THE INPUT:
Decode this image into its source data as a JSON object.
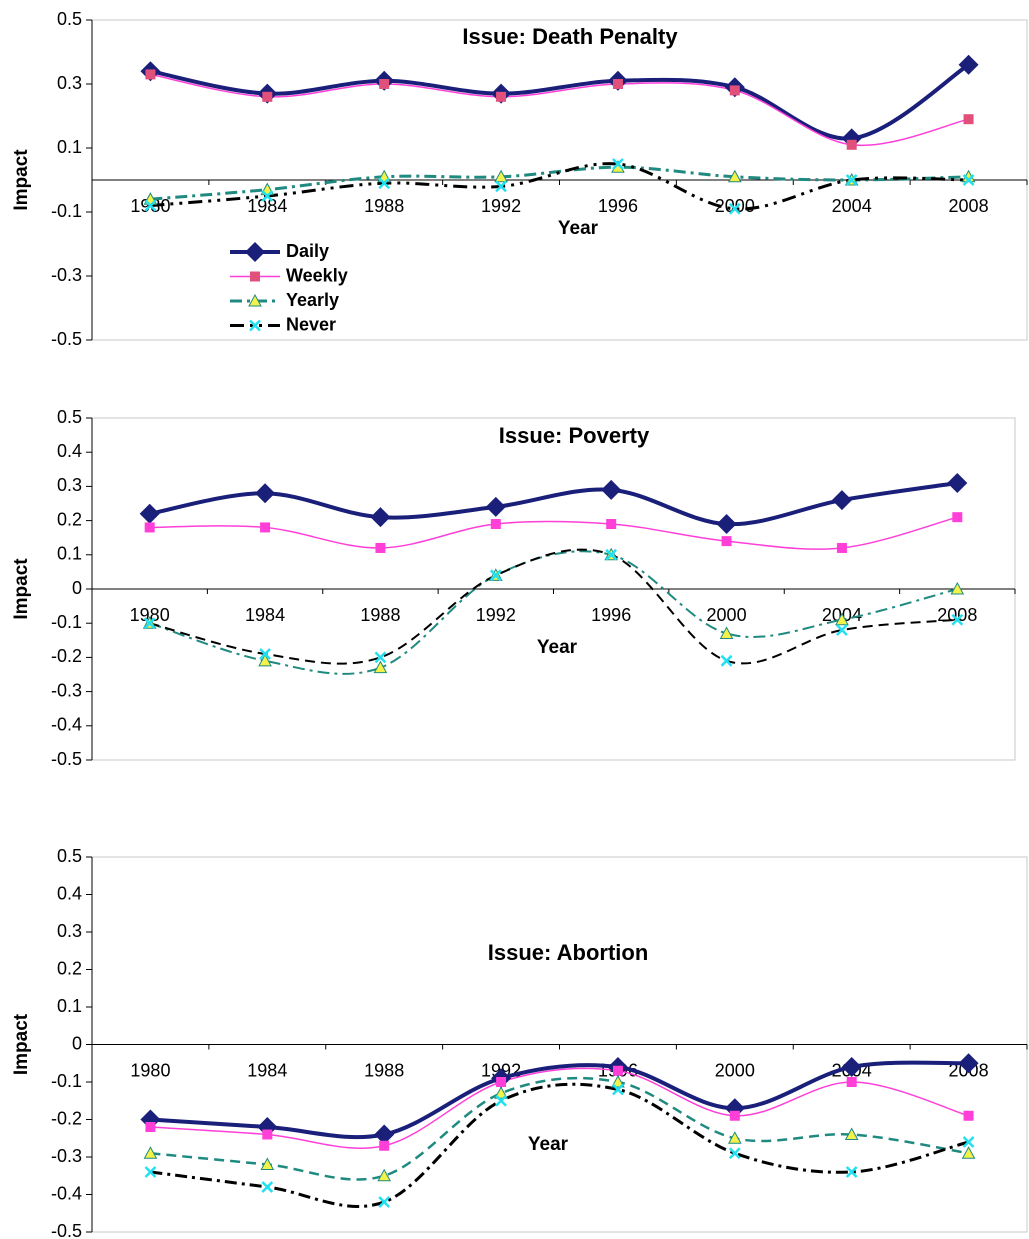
{
  "chart_data": [
    {
      "type": "line",
      "title": "Issue: Death Penalty",
      "x_label": "Year",
      "y_label": "Impact",
      "categories": [
        "1980",
        "1984",
        "1988",
        "1992",
        "1996",
        "2000",
        "2004",
        "2008"
      ],
      "ylim": [
        -0.5,
        0.5
      ],
      "yticks": [
        0.5,
        0.3,
        0.1,
        -0.1,
        -0.3,
        -0.5
      ],
      "legend": "lower-left",
      "series": [
        {
          "name": "Daily",
          "color": "#1a1f7a",
          "marker": "diamond",
          "marker_color": "#1a1f7a",
          "dash": "solid",
          "width": 4,
          "values": [
            0.34,
            0.27,
            0.31,
            0.27,
            0.31,
            0.29,
            0.13,
            0.36
          ]
        },
        {
          "name": "Weekly",
          "color": "#ff3fd8",
          "marker": "square",
          "marker_color": "#e0507a",
          "dash": "solid",
          "width": 1.5,
          "values": [
            0.33,
            0.26,
            0.3,
            0.26,
            0.3,
            0.28,
            0.11,
            0.19
          ]
        },
        {
          "name": "Yearly",
          "color": "#1f8a80",
          "marker": "triangle",
          "marker_color": "#f2f24a",
          "dash": "dash-dot",
          "width": 3,
          "values": [
            -0.06,
            -0.03,
            0.01,
            0.01,
            0.04,
            0.01,
            0.0,
            0.01
          ]
        },
        {
          "name": "Never",
          "color": "#000000",
          "marker": "x",
          "marker_color": "#22e0f0",
          "dash": "dash-dot-dot",
          "width": 3,
          "values": [
            -0.08,
            -0.05,
            -0.01,
            -0.02,
            0.05,
            -0.09,
            0.0,
            0.0
          ]
        }
      ]
    },
    {
      "type": "line",
      "title": "Issue: Poverty",
      "x_label": "Year",
      "y_label": "Impact",
      "categories": [
        "1980",
        "1984",
        "1988",
        "1992",
        "1996",
        "2000",
        "2004",
        "2008"
      ],
      "ylim": [
        -0.5,
        0.5
      ],
      "yticks": [
        0.5,
        0.4,
        0.3,
        0.2,
        0.1,
        0,
        -0.1,
        -0.2,
        -0.3,
        -0.4,
        -0.5
      ],
      "series": [
        {
          "color": "#1a1f7a",
          "marker": "diamond",
          "marker_color": "#1a1f7a",
          "dash": "solid",
          "width": 4,
          "values": [
            0.22,
            0.28,
            0.21,
            0.24,
            0.29,
            0.19,
            0.26,
            0.31
          ]
        },
        {
          "color": "#ff3fd8",
          "marker": "square",
          "marker_color": "#ff3fd8",
          "dash": "solid",
          "width": 1.5,
          "values": [
            0.18,
            0.18,
            0.12,
            0.19,
            0.19,
            0.14,
            0.12,
            0.21
          ]
        },
        {
          "color": "#1f8a80",
          "marker": "triangle",
          "marker_color": "#f2f24a",
          "dash": "dash-dot",
          "width": 2,
          "values": [
            -0.1,
            -0.21,
            -0.23,
            0.04,
            0.1,
            -0.13,
            -0.09,
            0.0
          ]
        },
        {
          "color": "#000000",
          "marker": "x",
          "marker_color": "#22e0f0",
          "dash": "dash",
          "width": 2,
          "values": [
            -0.1,
            -0.19,
            -0.2,
            0.04,
            0.1,
            -0.21,
            -0.12,
            -0.09
          ]
        }
      ]
    },
    {
      "type": "line",
      "title": "Issue: Abortion",
      "x_label": "Year",
      "y_label": "Impact",
      "categories": [
        "1980",
        "1984",
        "1988",
        "1992",
        "1996",
        "2000",
        "2004",
        "2008"
      ],
      "ylim": [
        -0.5,
        0.5
      ],
      "yticks": [
        0.5,
        0.4,
        0.3,
        0.2,
        0.1,
        0,
        -0.1,
        -0.2,
        -0.3,
        -0.4,
        -0.5
      ],
      "series": [
        {
          "color": "#1a1f7a",
          "marker": "diamond",
          "marker_color": "#1a1f7a",
          "dash": "solid",
          "width": 4,
          "values": [
            -0.2,
            -0.22,
            -0.24,
            -0.09,
            -0.06,
            -0.17,
            -0.06,
            -0.05
          ]
        },
        {
          "color": "#ff3fd8",
          "marker": "square",
          "marker_color": "#ff3fd8",
          "dash": "solid",
          "width": 1.5,
          "values": [
            -0.22,
            -0.24,
            -0.27,
            -0.1,
            -0.07,
            -0.19,
            -0.1,
            -0.19
          ]
        },
        {
          "color": "#1f8a80",
          "marker": "triangle",
          "marker_color": "#f2f24a",
          "dash": "dash",
          "width": 2.5,
          "values": [
            -0.29,
            -0.32,
            -0.35,
            -0.13,
            -0.1,
            -0.25,
            -0.24,
            -0.29
          ]
        },
        {
          "color": "#000000",
          "marker": "x",
          "marker_color": "#22e0f0",
          "dash": "dash-dot",
          "width": 3,
          "values": [
            -0.34,
            -0.38,
            -0.42,
            -0.15,
            -0.12,
            -0.29,
            -0.34,
            -0.26
          ]
        }
      ]
    }
  ]
}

EXERCISE AIM:
In the entries above, find each line with the string "Issue" and copy it.

WRITTEN SOLUTION:
      "title": "Issue: Death Penalty",
      "title": "Issue: Poverty",
      "title": "Issue: Abortion",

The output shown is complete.